Task statement
Can you transcribe every entry word for word, skipping the images?

Data rows
* * *
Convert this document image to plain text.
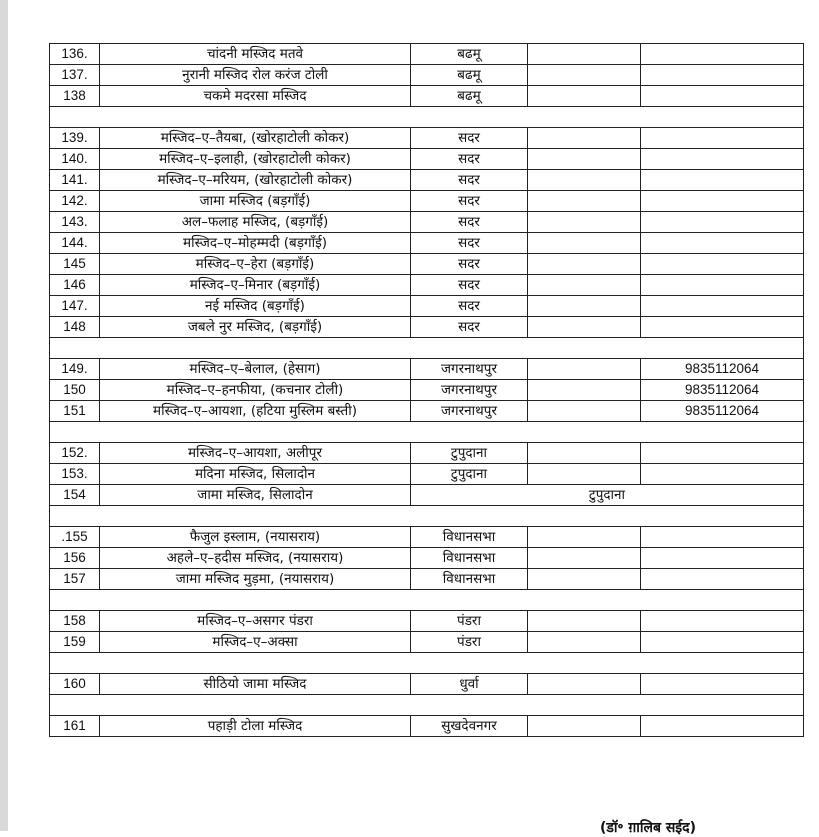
136.	चांदनी मस्जिद मतवे	बढमू		
137.	नुरानी मस्जिद रोल करंज टोली	बढमू		
138	चकमे मदरसा मस्जिद	बढमू		

139.	मस्जिद–ए–तैयबा, (खोरहाटोली कोकर)	सदर		
140.	मस्जिद–ए–इलाही, (खोरहाटोली कोकर)	सदर		
141.	मस्जिद–ए–मरियम, (खोरहाटोली कोकर)	सदर		
142.	जामा मस्जिद (बड़गाँई)	सदर		
143.	अल–फलाह मस्जिद, (बड़गाँई)	सदर		
144.	मस्जिद–ए–मोहम्मदी (बड़गाँई)	सदर		
145	मस्जिद–ए–हेरा (बड़गाँई)	सदर		
146	मस्जिद–ए–मिनार (बड़गाँई)	सदर		
147.	नई मस्जिद (बड़गाँई)	सदर		
148	जबले नुर मस्जिद, (बड़गाँई)	सदर		

149.	मस्जिद–ए–बेलाल, (हेसाग)	जगरनाथपुर		9835112064
150	मस्जिद–ए–हनफीया, (कचनार टोली)	जगरनाथपुर		9835112064
151	मस्जिद–ए–आयशा, (हटिया मुस्लिम बस्ती)	जगरनाथपुर		9835112064

152.	मस्जिद–ए–आयशा, अलीपूर	टुपुदाना		
153.	मदिना मस्जिद, सिलादोन	टुपुदाना		
154	जामा मस्जिद, सिलादोन	टुपुदाना		

.155	फैजुल इस्लाम, (नयासराय)	विधानसभा		
156	अहले–ए–हदीस मस्जिद, (नयासराय)	विधानसभा		
157	जामा मस्जिद मुड़मा, (नयासराय)	विधानसभा		

158	मस्जिद–ए–असगर पंडरा	पंडरा		
159	मस्जिद–ए–अक्सा	पंडरा		

160	सीठियो जामा मस्जिद	धुर्वा		

161	पहाड़ी टोला मस्जिद	सुखदेवनगर		
(डॉ॰ ग़ालिब सईद)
* * *
The completed task
Convert this document image to plain text.
136.	चांदनी मस्जिद मतवे	बढमू		
137.	नुरानी मस्जिद रोल करंज टोली	बढमू		
138	चकमे मदरसा मस्जिद	बढमू		

139.	मस्जिद–ए–तैयबा, (खोरहाटोली कोकर)	सदर		
140.	मस्जिद–ए–इलाही, (खोरहाटोली कोकर)	सदर		
141.	मस्जिद–ए–मरियम, (खोरहाटोली कोकर)	सदर		
142.	जामा मस्जिद (बड़गाँई)	सदर		
143.	अल–फलाह मस्जिद, (बड़गाँई)	सदर		
144.	मस्जिद–ए–मोहम्मदी (बड़गाँई)	सदर		
145	मस्जिद–ए–हेरा (बड़गाँई)	सदर		
146	मस्जिद–ए–मिनार (बड़गाँई)	सदर		
147.	नई मस्जिद (बड़गाँई)	सदर		
148	जबले नुर मस्जिद, (बड़गाँई)	सदर		

149.	मस्जिद–ए–बेलाल, (हेसाग)	जगरनाथपुर		9835112064
150	मस्जिद–ए–हनफीया, (कचनार टोली)	जगरनाथपुर		9835112064
151	मस्जिद–ए–आयशा, (हटिया मुस्लिम बस्ती)	जगरनाथपुर		9835112064

152.	मस्जिद–ए–आयशा, अलीपूर	टुपुदाना		
153.	मदिना मस्जिद, सिलादोन	टुपुदाना		
154	जामा मस्जिद, सिलादोन	टुपुदाना		

.155	फैजुल इस्लाम, (नयासराय)	विधानसभा		
156	अहले–ए–हदीस मस्जिद, (नयासराय)	विधानसभा		
157	जामा मस्जिद मुड़मा, (नयासराय)	विधानसभा		

158	मस्जिद–ए–असगर पंडरा	पंडरा		
159	मस्जिद–ए–अक्सा	पंडरा		

160	सीठियो जामा मस्जिद	धुर्वा		

161	पहाड़ी टोला मस्जिद	सुखदेवनगर		
(डॉ॰ ग़ालिब सईद)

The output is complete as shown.